* Begin *

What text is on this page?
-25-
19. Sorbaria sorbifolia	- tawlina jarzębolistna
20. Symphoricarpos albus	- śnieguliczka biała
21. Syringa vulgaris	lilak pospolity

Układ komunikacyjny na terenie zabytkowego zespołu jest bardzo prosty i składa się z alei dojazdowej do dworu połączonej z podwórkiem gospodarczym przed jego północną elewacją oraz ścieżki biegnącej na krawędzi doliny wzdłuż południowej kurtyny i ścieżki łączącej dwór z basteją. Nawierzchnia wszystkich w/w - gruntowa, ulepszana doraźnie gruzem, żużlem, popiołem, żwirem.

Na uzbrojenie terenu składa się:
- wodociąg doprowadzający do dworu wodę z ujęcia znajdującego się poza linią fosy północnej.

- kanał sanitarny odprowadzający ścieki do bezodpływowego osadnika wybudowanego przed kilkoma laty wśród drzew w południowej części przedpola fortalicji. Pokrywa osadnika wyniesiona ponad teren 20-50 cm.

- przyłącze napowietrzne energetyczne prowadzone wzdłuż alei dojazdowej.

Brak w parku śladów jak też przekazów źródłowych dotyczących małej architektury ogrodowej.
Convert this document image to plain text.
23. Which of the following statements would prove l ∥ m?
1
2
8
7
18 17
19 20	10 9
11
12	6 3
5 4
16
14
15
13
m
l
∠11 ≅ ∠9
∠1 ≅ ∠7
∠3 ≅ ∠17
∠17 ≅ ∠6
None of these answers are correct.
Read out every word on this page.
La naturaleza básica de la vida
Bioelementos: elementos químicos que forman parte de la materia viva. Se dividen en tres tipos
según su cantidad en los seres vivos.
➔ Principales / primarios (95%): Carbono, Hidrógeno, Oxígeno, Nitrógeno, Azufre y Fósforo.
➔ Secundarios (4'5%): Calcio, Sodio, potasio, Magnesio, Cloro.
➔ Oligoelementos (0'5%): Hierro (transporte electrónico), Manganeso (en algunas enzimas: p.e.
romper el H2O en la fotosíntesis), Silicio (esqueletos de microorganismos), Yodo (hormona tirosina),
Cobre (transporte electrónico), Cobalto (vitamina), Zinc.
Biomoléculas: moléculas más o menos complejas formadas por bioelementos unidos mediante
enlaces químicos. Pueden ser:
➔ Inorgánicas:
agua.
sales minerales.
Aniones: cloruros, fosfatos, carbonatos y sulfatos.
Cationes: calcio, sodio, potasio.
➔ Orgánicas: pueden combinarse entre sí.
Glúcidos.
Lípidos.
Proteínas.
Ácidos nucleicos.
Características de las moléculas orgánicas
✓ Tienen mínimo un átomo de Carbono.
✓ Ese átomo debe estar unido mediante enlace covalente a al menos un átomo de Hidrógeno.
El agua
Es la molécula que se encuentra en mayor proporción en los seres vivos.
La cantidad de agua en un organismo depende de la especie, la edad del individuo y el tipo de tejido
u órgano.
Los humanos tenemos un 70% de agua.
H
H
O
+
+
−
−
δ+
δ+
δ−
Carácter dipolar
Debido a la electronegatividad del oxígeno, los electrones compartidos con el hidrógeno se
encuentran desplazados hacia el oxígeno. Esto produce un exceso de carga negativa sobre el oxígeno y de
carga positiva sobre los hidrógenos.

* End *

**Problem requirements**
Everything from the line containing "Convert this document image to plain text." to the end of the records must be written out exactly; include both of those lines and no others.

**Right answer**
Convert this document image to plain text.
23. Which of the following statements would prove l ∥ m?
1
2
8
7
18 17
19 20	10 9
11
12	6 3
5 4
16
14
15
13
m
l
∠11 ≅ ∠9
∠1 ≅ ∠7
∠3 ≅ ∠17
∠17 ≅ ∠6
None of these answers are correct.
Read out every word on this page.
La naturaleza básica de la vida
Bioelementos: elementos químicos que forman parte de la materia viva. Se dividen en tres tipos
según su cantidad en los seres vivos.
➔ Principales / primarios (95%): Carbono, Hidrógeno, Oxígeno, Nitrógeno, Azufre y Fósforo.
➔ Secundarios (4'5%): Calcio, Sodio, potasio, Magnesio, Cloro.
➔ Oligoelementos (0'5%): Hierro (transporte electrónico), Manganeso (en algunas enzimas: p.e.
romper el H2O en la fotosíntesis), Silicio (esqueletos de microorganismos), Yodo (hormona tirosina),
Cobre (transporte electrónico), Cobalto (vitamina), Zinc.
Biomoléculas: moléculas más o menos complejas formadas por bioelementos unidos mediante
enlaces químicos. Pueden ser:
➔ Inorgánicas:
agua.
sales minerales.
Aniones: cloruros, fosfatos, carbonatos y sulfatos.
Cationes: calcio, sodio, potasio.
➔ Orgánicas: pueden combinarse entre sí.
Glúcidos.
Lípidos.
Proteínas.
Ácidos nucleicos.
Características de las moléculas orgánicas
✓ Tienen mínimo un átomo de Carbono.
✓ Ese átomo debe estar unido mediante enlace covalente a al menos un átomo de Hidrógeno.
El agua
Es la molécula que se encuentra en mayor proporción en los seres vivos.
La cantidad de agua en un organismo depende de la especie, la edad del individuo y el tipo de tejido
u órgano.
Los humanos tenemos un 70% de agua.
H
H
O
+
+
−
−
δ+
δ+
δ−
Carácter dipolar
Debido a la electronegatividad del oxígeno, los electrones compartidos con el hidrógeno se
encuentran desplazados hacia el oxígeno. Esto produce un exceso de carga negativa sobre el oxígeno y de
carga positiva sobre los hidrógenos.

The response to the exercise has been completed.